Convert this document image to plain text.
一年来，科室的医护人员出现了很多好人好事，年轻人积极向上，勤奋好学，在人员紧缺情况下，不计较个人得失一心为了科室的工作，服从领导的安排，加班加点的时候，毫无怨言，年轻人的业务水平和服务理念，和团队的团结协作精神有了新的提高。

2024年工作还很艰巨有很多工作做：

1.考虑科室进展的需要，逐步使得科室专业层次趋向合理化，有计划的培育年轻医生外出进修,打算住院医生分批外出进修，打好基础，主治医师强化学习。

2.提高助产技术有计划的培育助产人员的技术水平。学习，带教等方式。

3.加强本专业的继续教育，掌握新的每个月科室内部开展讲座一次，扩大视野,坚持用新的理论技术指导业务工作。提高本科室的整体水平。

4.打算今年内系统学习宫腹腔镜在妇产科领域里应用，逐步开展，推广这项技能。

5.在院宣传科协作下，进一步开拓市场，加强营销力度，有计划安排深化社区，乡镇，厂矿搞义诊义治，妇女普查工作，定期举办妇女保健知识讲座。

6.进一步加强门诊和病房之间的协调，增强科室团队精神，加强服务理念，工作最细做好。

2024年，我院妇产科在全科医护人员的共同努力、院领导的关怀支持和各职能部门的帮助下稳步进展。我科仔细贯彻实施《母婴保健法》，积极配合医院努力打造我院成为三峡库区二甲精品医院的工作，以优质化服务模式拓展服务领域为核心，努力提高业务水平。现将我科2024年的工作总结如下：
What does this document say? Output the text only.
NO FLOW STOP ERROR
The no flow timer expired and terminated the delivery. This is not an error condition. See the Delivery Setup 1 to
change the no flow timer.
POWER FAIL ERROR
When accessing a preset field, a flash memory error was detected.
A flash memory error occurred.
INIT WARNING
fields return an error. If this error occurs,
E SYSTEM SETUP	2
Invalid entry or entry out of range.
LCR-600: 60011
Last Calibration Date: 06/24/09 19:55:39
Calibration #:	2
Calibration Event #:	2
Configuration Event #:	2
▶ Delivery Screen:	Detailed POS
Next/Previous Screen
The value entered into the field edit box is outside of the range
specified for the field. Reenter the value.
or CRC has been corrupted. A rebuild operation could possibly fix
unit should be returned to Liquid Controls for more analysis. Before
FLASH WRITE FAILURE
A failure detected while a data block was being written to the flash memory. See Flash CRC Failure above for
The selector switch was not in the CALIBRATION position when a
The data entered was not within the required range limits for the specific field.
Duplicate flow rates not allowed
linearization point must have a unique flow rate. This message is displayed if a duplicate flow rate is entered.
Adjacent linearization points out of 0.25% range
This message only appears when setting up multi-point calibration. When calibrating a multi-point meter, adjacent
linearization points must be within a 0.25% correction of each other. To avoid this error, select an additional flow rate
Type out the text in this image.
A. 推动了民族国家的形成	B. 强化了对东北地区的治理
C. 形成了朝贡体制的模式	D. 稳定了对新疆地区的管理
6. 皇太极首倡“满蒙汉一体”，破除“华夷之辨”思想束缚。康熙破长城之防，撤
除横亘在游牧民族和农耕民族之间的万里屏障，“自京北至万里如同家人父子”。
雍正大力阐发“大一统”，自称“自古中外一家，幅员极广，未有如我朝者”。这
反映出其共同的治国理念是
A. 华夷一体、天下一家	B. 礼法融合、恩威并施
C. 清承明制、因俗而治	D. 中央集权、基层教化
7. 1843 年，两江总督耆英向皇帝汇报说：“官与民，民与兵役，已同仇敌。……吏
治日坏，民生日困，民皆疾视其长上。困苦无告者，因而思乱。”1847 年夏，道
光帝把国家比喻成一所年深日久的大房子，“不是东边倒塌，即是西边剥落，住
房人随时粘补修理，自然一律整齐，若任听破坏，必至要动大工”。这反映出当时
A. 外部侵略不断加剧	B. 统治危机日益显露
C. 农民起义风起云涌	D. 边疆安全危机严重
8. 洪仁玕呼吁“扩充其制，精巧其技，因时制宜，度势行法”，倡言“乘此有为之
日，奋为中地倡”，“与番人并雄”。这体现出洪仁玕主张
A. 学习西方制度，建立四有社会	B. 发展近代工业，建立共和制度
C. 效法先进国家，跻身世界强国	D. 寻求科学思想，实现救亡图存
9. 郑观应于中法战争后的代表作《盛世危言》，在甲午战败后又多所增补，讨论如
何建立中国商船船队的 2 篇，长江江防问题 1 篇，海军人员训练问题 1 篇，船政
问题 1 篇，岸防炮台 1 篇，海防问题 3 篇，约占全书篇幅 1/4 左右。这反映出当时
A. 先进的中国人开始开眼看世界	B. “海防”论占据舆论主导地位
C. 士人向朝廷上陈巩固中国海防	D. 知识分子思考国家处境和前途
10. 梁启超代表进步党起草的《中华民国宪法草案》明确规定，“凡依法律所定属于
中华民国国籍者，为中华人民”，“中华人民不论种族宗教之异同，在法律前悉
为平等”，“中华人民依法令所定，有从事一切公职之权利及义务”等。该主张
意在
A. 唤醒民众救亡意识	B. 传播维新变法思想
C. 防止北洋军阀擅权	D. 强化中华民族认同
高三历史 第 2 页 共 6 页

==============================

_PROBLEM:_ Type out the whole listing above again, exactly as it stands.

_TASK SOLUTION:_
Convert this document image to plain text.
一年来，科室的医护人员出现了很多好人好事，年轻人积极向上，勤奋好学，在人员紧缺情况下，不计较个人得失一心为了科室的工作，服从领导的安排，加班加点的时候，毫无怨言，年轻人的业务水平和服务理念，和团队的团结协作精神有了新的提高。

2024年工作还很艰巨有很多工作做：

1.考虑科室进展的需要，逐步使得科室专业层次趋向合理化，有计划的培育年轻医生外出进修,打算住院医生分批外出进修，打好基础，主治医师强化学习。

2.提高助产技术有计划的培育助产人员的技术水平。学习，带教等方式。

3.加强本专业的继续教育，掌握新的每个月科室内部开展讲座一次，扩大视野,坚持用新的理论技术指导业务工作。提高本科室的整体水平。

4.打算今年内系统学习宫腹腔镜在妇产科领域里应用，逐步开展，推广这项技能。

5.在院宣传科协作下，进一步开拓市场，加强营销力度，有计划安排深化社区，乡镇，厂矿搞义诊义治，妇女普查工作，定期举办妇女保健知识讲座。

6.进一步加强门诊和病房之间的协调，增强科室团队精神，加强服务理念，工作最细做好。

2024年，我院妇产科在全科医护人员的共同努力、院领导的关怀支持和各职能部门的帮助下稳步进展。我科仔细贯彻实施《母婴保健法》，积极配合医院努力打造我院成为三峡库区二甲精品医院的工作，以优质化服务模式拓展服务领域为核心，努力提高业务水平。现将我科2024年的工作总结如下：
What does this document say? Output the text only.
NO FLOW STOP ERROR
The no flow timer expired and terminated the delivery. This is not an error condition. See the Delivery Setup 1 to
change the no flow timer.
POWER FAIL ERROR
When accessing a preset field, a flash memory error was detected.
A flash memory error occurred.
INIT WARNING
fields return an error. If this error occurs,
E SYSTEM SETUP	2
Invalid entry or entry out of range.
LCR-600: 60011
Last Calibration Date: 06/24/09 19:55:39
Calibration #:	2
Calibration Event #:	2
Configuration Event #:	2
▶ Delivery Screen:	Detailed POS
Next/Previous Screen
The value entered into the field edit box is outside of the range
specified for the field. Reenter the value.
or CRC has been corrupted. A rebuild operation could possibly fix
unit should be returned to Liquid Controls for more analysis. Before
FLASH WRITE FAILURE
A failure detected while a data block was being written to the flash memory. See Flash CRC Failure above for
The selector switch was not in the CALIBRATION position when a
The data entered was not within the required range limits for the specific field.
Duplicate flow rates not allowed
linearization point must have a unique flow rate. This message is displayed if a duplicate flow rate is entered.
Adjacent linearization points out of 0.25% range
This message only appears when setting up multi-point calibration. When calibrating a multi-point meter, adjacent
linearization points must be within a 0.25% correction of each other. To avoid this error, select an additional flow rate
Type out the text in this image.
A. 推动了民族国家的形成	B. 强化了对东北地区的治理
C. 形成了朝贡体制的模式	D. 稳定了对新疆地区的管理
6. 皇太极首倡“满蒙汉一体”，破除“华夷之辨”思想束缚。康熙破长城之防，撤
除横亘在游牧民族和农耕民族之间的万里屏障，“自京北至万里如同家人父子”。
雍正大力阐发“大一统”，自称“自古中外一家，幅员极广，未有如我朝者”。这
反映出其共同的治国理念是
A. 华夷一体、天下一家	B. 礼法融合、恩威并施
C. 清承明制、因俗而治	D. 中央集权、基层教化
7. 1843 年，两江总督耆英向皇帝汇报说：“官与民，民与兵役，已同仇敌。……吏
治日坏，民生日困，民皆疾视其长上。困苦无告者，因而思乱。”1847 年夏，道
光帝把国家比喻成一所年深日久的大房子，“不是东边倒塌，即是西边剥落，住
房人随时粘补修理，自然一律整齐，若任听破坏，必至要动大工”。这反映出当时
A. 外部侵略不断加剧	B. 统治危机日益显露
C. 农民起义风起云涌	D. 边疆安全危机严重
8. 洪仁玕呼吁“扩充其制，精巧其技，因时制宜，度势行法”，倡言“乘此有为之
日，奋为中地倡”，“与番人并雄”。这体现出洪仁玕主张
A. 学习西方制度，建立四有社会	B. 发展近代工业，建立共和制度
C. 效法先进国家，跻身世界强国	D. 寻求科学思想，实现救亡图存
9. 郑观应于中法战争后的代表作《盛世危言》，在甲午战败后又多所增补，讨论如
何建立中国商船船队的 2 篇，长江江防问题 1 篇，海军人员训练问题 1 篇，船政
问题 1 篇，岸防炮台 1 篇，海防问题 3 篇，约占全书篇幅 1/4 左右。这反映出当时
A. 先进的中国人开始开眼看世界	B. “海防”论占据舆论主导地位
C. 士人向朝廷上陈巩固中国海防	D. 知识分子思考国家处境和前途
10. 梁启超代表进步党起草的《中华民国宪法草案》明确规定，“凡依法律所定属于
中华民国国籍者，为中华人民”，“中华人民不论种族宗教之异同，在法律前悉
为平等”，“中华人民依法令所定，有从事一切公职之权利及义务”等。该主张
意在
A. 唤醒民众救亡意识	B. 传播维新变法思想
C. 防止北洋军阀擅权	D. 强化中华民族认同
高三历史 第 2 页 共 6 页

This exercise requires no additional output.